## AIM OF THE TASK
Restate the records below word for word.
Start TASK INPUTS
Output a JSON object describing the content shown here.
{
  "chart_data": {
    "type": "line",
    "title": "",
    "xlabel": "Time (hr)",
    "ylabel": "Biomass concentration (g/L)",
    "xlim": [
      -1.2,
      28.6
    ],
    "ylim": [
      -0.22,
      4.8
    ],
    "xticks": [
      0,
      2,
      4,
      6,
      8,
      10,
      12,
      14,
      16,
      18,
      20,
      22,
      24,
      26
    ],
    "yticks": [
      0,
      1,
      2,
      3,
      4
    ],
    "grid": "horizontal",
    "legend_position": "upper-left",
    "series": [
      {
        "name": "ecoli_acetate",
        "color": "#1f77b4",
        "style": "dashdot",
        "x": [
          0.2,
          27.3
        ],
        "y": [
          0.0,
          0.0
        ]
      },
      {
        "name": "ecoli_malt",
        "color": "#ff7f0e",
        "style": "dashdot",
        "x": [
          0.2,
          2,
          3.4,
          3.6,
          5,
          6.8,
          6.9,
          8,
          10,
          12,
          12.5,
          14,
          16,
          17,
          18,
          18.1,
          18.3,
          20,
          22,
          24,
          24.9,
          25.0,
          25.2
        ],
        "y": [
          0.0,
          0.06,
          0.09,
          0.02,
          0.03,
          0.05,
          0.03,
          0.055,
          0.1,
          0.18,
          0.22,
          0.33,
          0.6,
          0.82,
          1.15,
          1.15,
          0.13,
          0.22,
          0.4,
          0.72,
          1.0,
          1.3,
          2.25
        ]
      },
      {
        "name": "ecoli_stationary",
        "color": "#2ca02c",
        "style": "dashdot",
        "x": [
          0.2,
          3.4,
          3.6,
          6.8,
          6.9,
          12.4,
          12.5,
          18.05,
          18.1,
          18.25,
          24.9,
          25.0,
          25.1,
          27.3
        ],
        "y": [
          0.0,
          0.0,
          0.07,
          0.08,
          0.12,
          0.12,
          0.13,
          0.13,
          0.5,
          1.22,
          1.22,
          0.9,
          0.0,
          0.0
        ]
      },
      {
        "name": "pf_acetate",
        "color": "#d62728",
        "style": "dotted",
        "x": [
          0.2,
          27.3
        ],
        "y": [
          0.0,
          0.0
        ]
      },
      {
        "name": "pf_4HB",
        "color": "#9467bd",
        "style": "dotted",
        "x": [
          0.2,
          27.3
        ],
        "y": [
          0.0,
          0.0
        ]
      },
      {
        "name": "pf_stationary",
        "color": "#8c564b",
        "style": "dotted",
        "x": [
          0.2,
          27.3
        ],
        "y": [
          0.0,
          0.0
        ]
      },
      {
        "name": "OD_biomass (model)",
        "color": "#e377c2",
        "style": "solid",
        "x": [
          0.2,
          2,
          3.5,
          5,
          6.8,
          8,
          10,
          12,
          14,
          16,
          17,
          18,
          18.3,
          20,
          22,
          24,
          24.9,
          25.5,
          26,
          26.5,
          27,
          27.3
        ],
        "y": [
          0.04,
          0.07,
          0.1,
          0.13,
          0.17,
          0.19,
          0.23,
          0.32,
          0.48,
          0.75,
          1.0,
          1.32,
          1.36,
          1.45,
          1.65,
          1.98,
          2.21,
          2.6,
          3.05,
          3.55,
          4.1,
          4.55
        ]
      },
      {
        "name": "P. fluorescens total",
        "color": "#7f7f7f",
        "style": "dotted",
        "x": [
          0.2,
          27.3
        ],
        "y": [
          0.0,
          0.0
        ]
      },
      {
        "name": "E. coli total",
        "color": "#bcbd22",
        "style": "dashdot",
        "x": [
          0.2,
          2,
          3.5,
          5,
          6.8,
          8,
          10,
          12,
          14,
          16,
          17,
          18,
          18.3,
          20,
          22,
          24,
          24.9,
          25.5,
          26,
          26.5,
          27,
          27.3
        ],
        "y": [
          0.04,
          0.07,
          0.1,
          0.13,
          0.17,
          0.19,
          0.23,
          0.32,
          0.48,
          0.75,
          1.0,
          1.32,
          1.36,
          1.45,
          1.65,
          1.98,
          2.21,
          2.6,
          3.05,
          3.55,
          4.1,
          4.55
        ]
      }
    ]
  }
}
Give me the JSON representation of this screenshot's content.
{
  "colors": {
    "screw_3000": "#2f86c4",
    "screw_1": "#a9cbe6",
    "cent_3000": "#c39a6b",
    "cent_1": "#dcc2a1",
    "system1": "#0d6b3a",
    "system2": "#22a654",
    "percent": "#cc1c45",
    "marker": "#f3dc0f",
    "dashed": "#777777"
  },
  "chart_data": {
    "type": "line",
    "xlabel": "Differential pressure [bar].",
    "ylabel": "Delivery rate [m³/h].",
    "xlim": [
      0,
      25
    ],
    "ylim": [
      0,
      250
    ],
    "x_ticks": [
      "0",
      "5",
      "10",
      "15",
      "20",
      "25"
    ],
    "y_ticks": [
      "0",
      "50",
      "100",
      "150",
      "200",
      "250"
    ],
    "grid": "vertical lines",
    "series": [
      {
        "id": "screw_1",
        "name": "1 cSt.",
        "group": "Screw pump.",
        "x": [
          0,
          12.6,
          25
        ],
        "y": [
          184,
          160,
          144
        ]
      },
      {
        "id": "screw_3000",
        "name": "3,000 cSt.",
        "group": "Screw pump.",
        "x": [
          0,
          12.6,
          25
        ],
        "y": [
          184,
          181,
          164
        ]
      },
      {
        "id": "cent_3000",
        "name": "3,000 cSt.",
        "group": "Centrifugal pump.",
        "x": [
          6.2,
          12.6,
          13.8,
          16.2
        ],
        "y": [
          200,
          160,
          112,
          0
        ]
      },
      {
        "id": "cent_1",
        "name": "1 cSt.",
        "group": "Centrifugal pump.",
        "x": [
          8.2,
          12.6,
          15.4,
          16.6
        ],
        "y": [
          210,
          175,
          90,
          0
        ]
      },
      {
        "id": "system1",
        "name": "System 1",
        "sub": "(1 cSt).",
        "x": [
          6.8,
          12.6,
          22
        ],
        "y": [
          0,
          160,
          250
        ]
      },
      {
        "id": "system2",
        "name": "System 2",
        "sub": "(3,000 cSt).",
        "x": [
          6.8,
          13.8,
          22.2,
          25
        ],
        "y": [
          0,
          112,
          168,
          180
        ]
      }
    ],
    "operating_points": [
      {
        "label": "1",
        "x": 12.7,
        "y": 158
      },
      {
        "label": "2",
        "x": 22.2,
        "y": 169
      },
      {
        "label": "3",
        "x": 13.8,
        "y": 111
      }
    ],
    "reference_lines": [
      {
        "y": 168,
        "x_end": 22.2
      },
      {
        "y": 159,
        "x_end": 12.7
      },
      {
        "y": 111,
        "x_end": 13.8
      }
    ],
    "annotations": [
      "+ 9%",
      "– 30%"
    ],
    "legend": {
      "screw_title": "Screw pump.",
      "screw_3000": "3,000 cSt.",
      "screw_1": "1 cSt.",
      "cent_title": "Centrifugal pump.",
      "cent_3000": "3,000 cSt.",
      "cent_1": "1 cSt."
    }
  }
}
End TASK INPUTS
## WRITTEN ANSWER
Output a JSON object describing the content shown here.
{
  "chart_data": {
    "type": "line",
    "title": "",
    "xlabel": "Time (hr)",
    "ylabel": "Biomass concentration (g/L)",
    "xlim": [
      -1.2,
      28.6
    ],
    "ylim": [
      -0.22,
      4.8
    ],
    "xticks": [
      0,
      2,
      4,
      6,
      8,
      10,
      12,
      14,
      16,
      18,
      20,
      22,
      24,
      26
    ],
    "yticks": [
      0,
      1,
      2,
      3,
      4
    ],
    "grid": "horizontal",
    "legend_position": "upper-left",
    "series": [
      {
        "name": "ecoli_acetate",
        "color": "#1f77b4",
        "style": "dashdot",
        "x": [
          0.2,
          27.3
        ],
        "y": [
          0.0,
          0.0
        ]
      },
      {
        "name": "ecoli_malt",
        "color": "#ff7f0e",
        "style": "dashdot",
        "x": [
          0.2,
          2,
          3.4,
          3.6,
          5,
          6.8,
          6.9,
          8,
          10,
          12,
          12.5,
          14,
          16,
          17,
          18,
          18.1,
          18.3,
          20,
          22,
          24,
          24.9,
          25.0,
          25.2
        ],
        "y": [
          0.0,
          0.06,
          0.09,
          0.02,
          0.03,
          0.05,
          0.03,
          0.055,
          0.1,
          0.18,
          0.22,
          0.33,
          0.6,
          0.82,
          1.15,
          1.15,
          0.13,
          0.22,
          0.4,
          0.72,
          1.0,
          1.3,
          2.25
        ]
      },
      {
        "name": "ecoli_stationary",
        "color": "#2ca02c",
        "style": "dashdot",
        "x": [
          0.2,
          3.4,
          3.6,
          6.8,
          6.9,
          12.4,
          12.5,
          18.05,
          18.1,
          18.25,
          24.9,
          25.0,
          25.1,
          27.3
        ],
        "y": [
          0.0,
          0.0,
          0.07,
          0.08,
          0.12,
          0.12,
          0.13,
          0.13,
          0.5,
          1.22,
          1.22,
          0.9,
          0.0,
          0.0
        ]
      },
      {
        "name": "pf_acetate",
        "color": "#d62728",
        "style": "dotted",
        "x": [
          0.2,
          27.3
        ],
        "y": [
          0.0,
          0.0
        ]
      },
      {
        "name": "pf_4HB",
        "color": "#9467bd",
        "style": "dotted",
        "x": [
          0.2,
          27.3
        ],
        "y": [
          0.0,
          0.0
        ]
      },
      {
        "name": "pf_stationary",
        "color": "#8c564b",
        "style": "dotted",
        "x": [
          0.2,
          27.3
        ],
        "y": [
          0.0,
          0.0
        ]
      },
      {
        "name": "OD_biomass (model)",
        "color": "#e377c2",
        "style": "solid",
        "x": [
          0.2,
          2,
          3.5,
          5,
          6.8,
          8,
          10,
          12,
          14,
          16,
          17,
          18,
          18.3,
          20,
          22,
          24,
          24.9,
          25.5,
          26,
          26.5,
          27,
          27.3
        ],
        "y": [
          0.04,
          0.07,
          0.1,
          0.13,
          0.17,
          0.19,
          0.23,
          0.32,
          0.48,
          0.75,
          1.0,
          1.32,
          1.36,
          1.45,
          1.65,
          1.98,
          2.21,
          2.6,
          3.05,
          3.55,
          4.1,
          4.55
        ]
      },
      {
        "name": "P. fluorescens total",
        "color": "#7f7f7f",
        "style": "dotted",
        "x": [
          0.2,
          27.3
        ],
        "y": [
          0.0,
          0.0
        ]
      },
      {
        "name": "E. coli total",
        "color": "#bcbd22",
        "style": "dashdot",
        "x": [
          0.2,
          2,
          3.5,
          5,
          6.8,
          8,
          10,
          12,
          14,
          16,
          17,
          18,
          18.3,
          20,
          22,
          24,
          24.9,
          25.5,
          26,
          26.5,
          27,
          27.3
        ],
        "y": [
          0.04,
          0.07,
          0.1,
          0.13,
          0.17,
          0.19,
          0.23,
          0.32,
          0.48,
          0.75,
          1.0,
          1.32,
          1.36,
          1.45,
          1.65,
          1.98,
          2.21,
          2.6,
          3.05,
          3.55,
          4.1,
          4.55
        ]
      }
    ]
  }
}
Give me the JSON representation of this screenshot's content.
{
  "colors": {
    "screw_3000": "#2f86c4",
    "screw_1": "#a9cbe6",
    "cent_3000": "#c39a6b",
    "cent_1": "#dcc2a1",
    "system1": "#0d6b3a",
    "system2": "#22a654",
    "percent": "#cc1c45",
    "marker": "#f3dc0f",
    "dashed": "#777777"
  },
  "chart_data": {
    "type": "line",
    "xlabel": "Differential pressure [bar].",
    "ylabel": "Delivery rate [m³/h].",
    "xlim": [
      0,
      25
    ],
    "ylim": [
      0,
      250
    ],
    "x_ticks": [
      "0",
      "5",
      "10",
      "15",
      "20",
      "25"
    ],
    "y_ticks": [
      "0",
      "50",
      "100",
      "150",
      "200",
      "250"
    ],
    "grid": "vertical lines",
    "series": [
      {
        "id": "screw_1",
        "name": "1 cSt.",
        "group": "Screw pump.",
        "x": [
          0,
          12.6,
          25
        ],
        "y": [
          184,
          160,
          144
        ]
      },
      {
        "id": "screw_3000",
        "name": "3,000 cSt.",
        "group": "Screw pump.",
        "x": [
          0,
          12.6,
          25
        ],
        "y": [
          184,
          181,
          164
        ]
      },
      {
        "id": "cent_3000",
        "name": "3,000 cSt.",
        "group": "Centrifugal pump.",
        "x": [
          6.2,
          12.6,
          13.8,
          16.2
        ],
        "y": [
          200,
          160,
          112,
          0
        ]
      },
      {
        "id": "cent_1",
        "name": "1 cSt.",
        "group": "Centrifugal pump.",
        "x": [
          8.2,
          12.6,
          15.4,
          16.6
        ],
        "y": [
          210,
          175,
          90,
          0
        ]
      },
      {
        "id": "system1",
        "name": "System 1",
        "sub": "(1 cSt).",
        "x": [
          6.8,
          12.6,
          22
        ],
        "y": [
          0,
          160,
          250
        ]
      },
      {
        "id": "system2",
        "name": "System 2",
        "sub": "(3,000 cSt).",
        "x": [
          6.8,
          13.8,
          22.2,
          25
        ],
        "y": [
          0,
          112,
          168,
          180
        ]
      }
    ],
    "operating_points": [
      {
        "label": "1",
        "x": 12.7,
        "y": 158
      },
      {
        "label": "2",
        "x": 22.2,
        "y": 169
      },
      {
        "label": "3",
        "x": 13.8,
        "y": 111
      }
    ],
    "reference_lines": [
      {
        "y": 168,
        "x_end": 22.2
      },
      {
        "y": 159,
        "x_end": 12.7
      },
      {
        "y": 111,
        "x_end": 13.8
      }
    ],
    "annotations": [
      "+ 9%",
      "– 30%"
    ],
    "legend": {
      "screw_title": "Screw pump.",
      "screw_3000": "3,000 cSt.",
      "screw_1": "1 cSt.",
      "cent_title": "Centrifugal pump.",
      "cent_3000": "3,000 cSt.",
      "cent_1": "1 cSt."
    }
  }
}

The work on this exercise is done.